**Testo di lettura**
------

La partita che sembrava essersi riaperta a metà secondo set adesso pare definitivamente chiusa. Solo due volte su venti del Potro ha recuperato due set di svantaggio (con Cilic nella memorabile finale di Davis e con Thiem negli ottavi agli US Open lo scorso anno), Nole dal canto suo non ha mai perso una finale slam in vantaggio di due set, cinque vittorie su cinque. La fiducia del serbo è però ancora instabile, ancora una volta va in vantaggio di un break in modalità RoboNole per poi incepparsi (senza togliere parte del merito a del Potro che continua generosamente a sfoggiare deliziosi colpi) e dover ripartire ancora dal 3 giochi pari. Gli pesa probabilmente voler dimostrare che Wimbledon non è stato un caso. Il buio passa per sua fortuna subito, ancora una volta con opportuni tentativi di verticalizzare il gioco e comunque con un avversario che di benzina e convinzione ha ormai poco. L’ennesimo smash vincente chiude la partita dopo più di tre ore di gioco. Una buona conferma di un colpo che, come detto, in passato aveva tanto lasciato a desiderare. Ma soprattutto la conferma su se stesso, sul campione che si è definitivamente ritrovato, grazie all’aiuto di chi per primo lo aveva portato al successo, Marian Vajda, e che tornando nel suo staff in primavera lo ha salvato dalla dieta vegana e dalle pratiche spirituali. Queste le parole rilasciate da Vajda in un’intervista qualche mese fa ad una rivista slovacca “Il tennis non può essere basato sulla filosofia. È uno sport uomo contro uomo. Se vuoi essere il migliore, devi fare ripetizioni in allenamento, giocare ed essere forte mentalmente. Quando vedi l’avversario, devi concentrarti su dove colpire la palla, non pensare al Buddha”.
Con questa vittoria Djokovic scalza del Potro dal numero 3 in classifica ATP ed è secondo nella Race to London a poco più di mille punti da Nadal. Il numero 1 a fine stagione potrebbe non essere una chimera.
In lacrime del Potro a fine partita, ma oltre all’ortodossa resa delle armi di rito all’avversario spende parole di grande amicizia nei confronti di Nole, “un amico che è la persona nel circuito che più voglio vedere vincere, anche se mi dispiace se ho perso”.
Affetto ricambiato da Nole che durante la premiazione ricorda i loro momenti difficili. “L’intervento di febbraio mi è servito, ho capito cosa vuol dire quello che ha provato Juan Martin. Impari dalle difficoltà, quando hai dubbi. Ho cercato di prendere il meglio da questa situazione e ringrazio l’amore delle persone che ho al fianco”.
Gli ricordano infine che ha raggiunto Sampras a quota 14 Slam e commenta “Speravo fosse qui. Pete ti voglio bene, sei il mio idolo. Spero di vederti presto”.

------

**Domande sul testo**
**A.** Modifica il tratto della cronaca della finale che va da "Con questa vittoria" fino a "essere una chimera.", mettendo "Federer" al posto di "Nadal".
**B.** Secondo la cronaca della finale, queste affermazioni sono vere o false? (i) La partita è finita dopo più di tre ore di gioco. (ii) Con questa vittoria Djokovic sale al numero 2 della classifica ATP. (iii) Vajda è tornato nello staff di Djokovic in autunno.
Le voci qui sotto non hanno niente a che fare con la cronaca della finale.

------

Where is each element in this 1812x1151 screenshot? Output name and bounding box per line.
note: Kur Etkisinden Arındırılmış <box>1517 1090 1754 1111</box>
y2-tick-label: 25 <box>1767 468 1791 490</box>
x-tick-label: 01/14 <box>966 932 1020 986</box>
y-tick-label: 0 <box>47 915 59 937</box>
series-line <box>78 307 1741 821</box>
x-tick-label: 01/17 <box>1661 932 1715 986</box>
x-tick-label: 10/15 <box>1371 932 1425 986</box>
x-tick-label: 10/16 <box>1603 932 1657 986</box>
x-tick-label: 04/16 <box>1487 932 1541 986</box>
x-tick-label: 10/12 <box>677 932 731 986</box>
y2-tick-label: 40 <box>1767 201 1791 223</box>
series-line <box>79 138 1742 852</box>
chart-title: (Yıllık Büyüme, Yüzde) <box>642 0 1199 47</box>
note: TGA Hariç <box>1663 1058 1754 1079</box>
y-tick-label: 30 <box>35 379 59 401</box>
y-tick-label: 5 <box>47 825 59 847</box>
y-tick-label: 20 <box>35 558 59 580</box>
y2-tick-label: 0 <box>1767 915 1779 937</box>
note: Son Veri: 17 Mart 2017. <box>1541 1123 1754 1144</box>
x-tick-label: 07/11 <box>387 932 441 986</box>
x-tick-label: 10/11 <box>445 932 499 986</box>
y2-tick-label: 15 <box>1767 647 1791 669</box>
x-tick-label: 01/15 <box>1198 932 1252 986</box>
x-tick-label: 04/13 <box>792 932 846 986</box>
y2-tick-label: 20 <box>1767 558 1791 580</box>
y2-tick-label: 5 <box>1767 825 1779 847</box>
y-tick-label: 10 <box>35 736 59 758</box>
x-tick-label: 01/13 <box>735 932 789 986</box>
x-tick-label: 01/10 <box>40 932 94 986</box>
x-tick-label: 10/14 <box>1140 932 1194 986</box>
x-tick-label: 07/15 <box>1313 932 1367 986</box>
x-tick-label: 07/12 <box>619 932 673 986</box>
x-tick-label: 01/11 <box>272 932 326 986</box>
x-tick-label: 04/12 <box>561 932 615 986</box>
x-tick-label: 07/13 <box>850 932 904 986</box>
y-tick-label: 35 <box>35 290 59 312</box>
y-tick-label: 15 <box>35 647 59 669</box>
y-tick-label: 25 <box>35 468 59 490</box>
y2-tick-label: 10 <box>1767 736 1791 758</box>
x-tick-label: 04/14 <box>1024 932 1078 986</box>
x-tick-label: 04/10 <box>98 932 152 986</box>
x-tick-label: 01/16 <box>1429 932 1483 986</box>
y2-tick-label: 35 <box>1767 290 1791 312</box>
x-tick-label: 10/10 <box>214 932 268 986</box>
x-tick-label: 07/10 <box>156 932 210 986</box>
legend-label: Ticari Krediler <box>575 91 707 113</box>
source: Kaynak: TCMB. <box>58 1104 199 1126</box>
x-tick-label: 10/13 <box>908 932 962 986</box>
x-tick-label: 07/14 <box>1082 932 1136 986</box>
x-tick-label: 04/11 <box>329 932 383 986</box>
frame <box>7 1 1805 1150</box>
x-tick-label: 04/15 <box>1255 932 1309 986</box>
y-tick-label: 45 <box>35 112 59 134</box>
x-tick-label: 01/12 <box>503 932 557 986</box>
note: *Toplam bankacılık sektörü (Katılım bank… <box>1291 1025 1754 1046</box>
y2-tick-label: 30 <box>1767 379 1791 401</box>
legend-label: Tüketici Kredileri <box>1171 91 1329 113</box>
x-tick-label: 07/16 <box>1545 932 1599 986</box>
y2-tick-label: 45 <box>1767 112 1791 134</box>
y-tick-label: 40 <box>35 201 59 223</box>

------

**Soluzioni**
**A.**
Con questa vittoria Djokovic scalza del Potro dal numero 3 in classifica ATP ed è secondo nella Race to London a poco più di mille punti da Federer. Il numero 1 a fine stagione potrebbe non essere una chimera.

**B.**
(i) Sì: "L’ennesimo smash vincente chiude la partita dopo più di tre ore di gioco".
(ii) No: "Con questa vittoria Djokovic scalza del Potro dal numero 3 in classifica ATP".
(iii) No: "tornando nel suo staff in primavera".